## Task objective
Check every line of the data below for the string "Farben", and copy the ones that hold it.
____ Task inputs
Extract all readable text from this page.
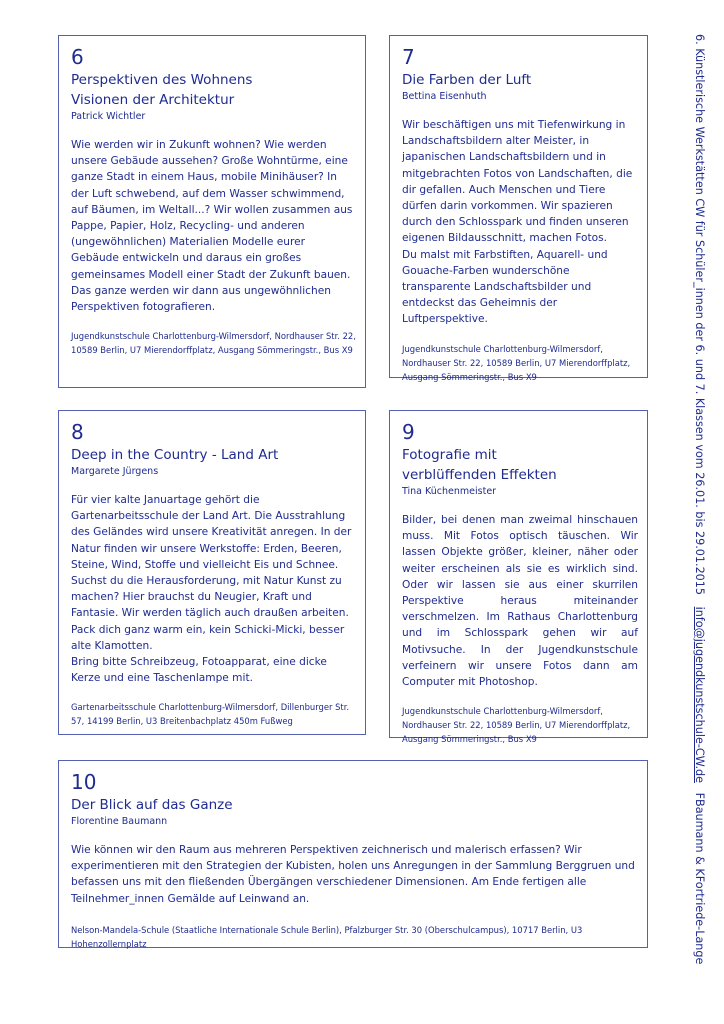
6
Perspektiven des Wohnens
Visionen der Architektur
Patrick Wichtler
Wie werden wir in Zukunft wohnen? Wie werden unsere Gebäude aussehen? Große Wohntürme, eine ganze Stadt in einem Haus, mobile Minihäuser? In der Luft schwebend, auf dem Wasser schwimmend, auf Bäumen, im Weltall...? Wir wollen zusammen aus Pappe, Papier, Holz, Recycling- und anderen (ungewöhnlichen) Materialien Modelle eurer Gebäude entwickeln und daraus ein großes gemeinsames Modell einer Stadt der Zukunft bauen. Das ganze werden wir dann aus ungewöhnlichen Perspektiven fotografieren.
Jugendkunstschule Charlottenburg-Wilmersdorf, Nordhauser Str. 22, 10589 Berlin, U7 Mierendorffplatz, Ausgang Sömmeringstr., Bus X9
7
Die Farben der Luft
Bettina Eisenhuth
Wir beschäftigen uns mit Tiefenwirkung in Landschaftsbildern alter Meister, in japanischen Landschaftsbildern und in mitgebrachten Fotos von Landschaften, die dir gefallen. Auch Menschen und Tiere dürfen darin vorkommen. Wir spazieren durch den Schlosspark und finden unseren eigenen Bildausschnitt, machen Fotos.
Du malst mit Farbstiften, Aquarell- und Gouache-Farben wunderschöne transparente Landschaftsbilder und entdeckst das Geheimnis der Luftperspektive.
Jugendkunstschule Charlottenburg-Wilmersdorf, Nordhauser Str. 22, 10589 Berlin, U7 Mierendorffplatz, Ausgang Sömmeringstr., Bus X9
8
Deep in the Country - Land Art
Margarete Jürgens
Für vier kalte Januartage gehört die Gartenarbeitsschule der Land Art. Die Ausstrahlung des Geländes wird unsere Kreativität anregen. In der Natur finden wir unsere Werkstoffe: Erden, Beeren, Steine, Wind, Stoffe und vielleicht Eis und Schnee. Suchst du die Herausforderung, mit Natur Kunst zu machen? Hier brauchst du Neugier, Kraft und Fantasie. Wir werden täglich auch draußen arbeiten. Pack dich ganz warm ein, kein Schicki-Micki, besser alte Klamotten.
Bring bitte Schreibzeug, Fotoapparat, eine dicke Kerze und eine Taschenlampe mit.
Gartenarbeitsschule Charlottenburg-Wilmersdorf, Dillenburger Str. 57, 14199 Berlin, U3 Breitenbachplatz 450m Fußweg
9
Fotografie mit
verblüffenden Effekten
Tina Küchenmeister
Bilder, bei denen man zweimal hinschauen muss. Mit Fotos optisch täuschen. Wir lassen Objekte größer, kleiner, näher oder weiter erscheinen als sie es wirklich sind. Oder wir lassen sie aus einer skurrilen Perspektive heraus miteinander verschmelzen. Im Rathaus Charlottenburg und im Schlosspark gehen wir auf Motivsuche. In der Jugendkunstschule verfeinern wir unsere Fotos dann am Computer mit Photoshop.
Jugendkunstschule Charlottenburg-Wilmersdorf, Nordhauser Str. 22, 10589 Berlin, U7 Mierendorffplatz, Ausgang Sömmeringstr., Bus X9
10
Der Blick auf das Ganze
Florentine Baumann
Wie können wir den Raum aus mehreren Perspektiven zeichnerisch und malerisch erfassen? Wir experimentieren mit den Strategien der Kubisten, holen uns Anregungen in der Sammlung Berggruen und befassen uns mit den fließenden Übergängen verschiedener Dimensionen. Am Ende fertigen alle Teilnehmer_innen Gemälde auf Leinwand an.
Nelson-Mandela-Schule (Staatliche Internationale Schule Berlin), Pfalzburger Str. 30 (Oberschulcampus), 10717 Berlin, U3 Hohenzollernplatz
6. Künstlerische Werkstätten CW für Schüler_innen der 6. und 7. Klassen vom 26.01. bis 29.01.2015 info@jugendkunstschule-CW.de FBaumann & KFortriede-Lange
________
## Full output
Die Farben der Luft
Du malst mit Farbstiften, Aquarell- und Gouache-Farben wunderschöne transparente Landschaftsbilder und entdeckst das Geheimnis der Luftperspektive.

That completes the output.